**RECORDS TO USE:**
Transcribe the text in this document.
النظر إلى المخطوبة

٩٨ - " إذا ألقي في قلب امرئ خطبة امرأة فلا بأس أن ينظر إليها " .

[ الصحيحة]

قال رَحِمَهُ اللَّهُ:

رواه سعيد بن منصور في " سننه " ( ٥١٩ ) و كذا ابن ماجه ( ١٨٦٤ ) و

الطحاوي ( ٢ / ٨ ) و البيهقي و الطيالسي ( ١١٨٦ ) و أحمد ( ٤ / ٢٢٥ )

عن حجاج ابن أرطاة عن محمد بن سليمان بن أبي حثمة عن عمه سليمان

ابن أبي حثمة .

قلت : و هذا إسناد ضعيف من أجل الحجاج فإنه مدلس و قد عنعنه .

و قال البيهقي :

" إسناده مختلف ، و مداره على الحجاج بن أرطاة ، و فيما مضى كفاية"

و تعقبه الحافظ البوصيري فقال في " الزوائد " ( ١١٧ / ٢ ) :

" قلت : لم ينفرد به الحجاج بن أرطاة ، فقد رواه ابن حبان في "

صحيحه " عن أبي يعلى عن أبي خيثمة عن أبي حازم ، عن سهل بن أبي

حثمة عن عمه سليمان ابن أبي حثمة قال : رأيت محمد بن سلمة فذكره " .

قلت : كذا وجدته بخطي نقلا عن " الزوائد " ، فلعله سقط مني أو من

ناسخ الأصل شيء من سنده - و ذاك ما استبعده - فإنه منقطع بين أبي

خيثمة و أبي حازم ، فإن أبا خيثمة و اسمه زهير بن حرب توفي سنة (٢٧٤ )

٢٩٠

**WRITTEN INSTRUCTION:**
Repeat all the entries word for word.

**RESULT:**
Transcribe the text in this document.
النظر إلى المخطوبة

٩٨ - " إذا ألقي في قلب امرئ خطبة امرأة فلا بأس أن ينظر إليها " .

[ الصحيحة]

قال رَحِمَهُ اللَّهُ:

رواه سعيد بن منصور في " سننه " ( ٥١٩ ) و كذا ابن ماجه ( ١٨٦٤ ) و

الطحاوي ( ٢ / ٨ ) و البيهقي و الطيالسي ( ١١٨٦ ) و أحمد ( ٤ / ٢٢٥ )

عن حجاج ابن أرطاة عن محمد بن سليمان بن أبي حثمة عن عمه سليمان

ابن أبي حثمة .

قلت : و هذا إسناد ضعيف من أجل الحجاج فإنه مدلس و قد عنعنه .

و قال البيهقي :

" إسناده مختلف ، و مداره على الحجاج بن أرطاة ، و فيما مضى كفاية"

و تعقبه الحافظ البوصيري فقال في " الزوائد " ( ١١٧ / ٢ ) :

" قلت : لم ينفرد به الحجاج بن أرطاة ، فقد رواه ابن حبان في "

صحيحه " عن أبي يعلى عن أبي خيثمة عن أبي حازم ، عن سهل بن أبي

حثمة عن عمه سليمان ابن أبي حثمة قال : رأيت محمد بن سلمة فذكره " .

قلت : كذا وجدته بخطي نقلا عن " الزوائد " ، فلعله سقط مني أو من

ناسخ الأصل شيء من سنده - و ذاك ما استبعده - فإنه منقطع بين أبي

خيثمة و أبي حازم ، فإن أبا خيثمة و اسمه زهير بن حرب توفي سنة (٢٧٤ )

٢٩٠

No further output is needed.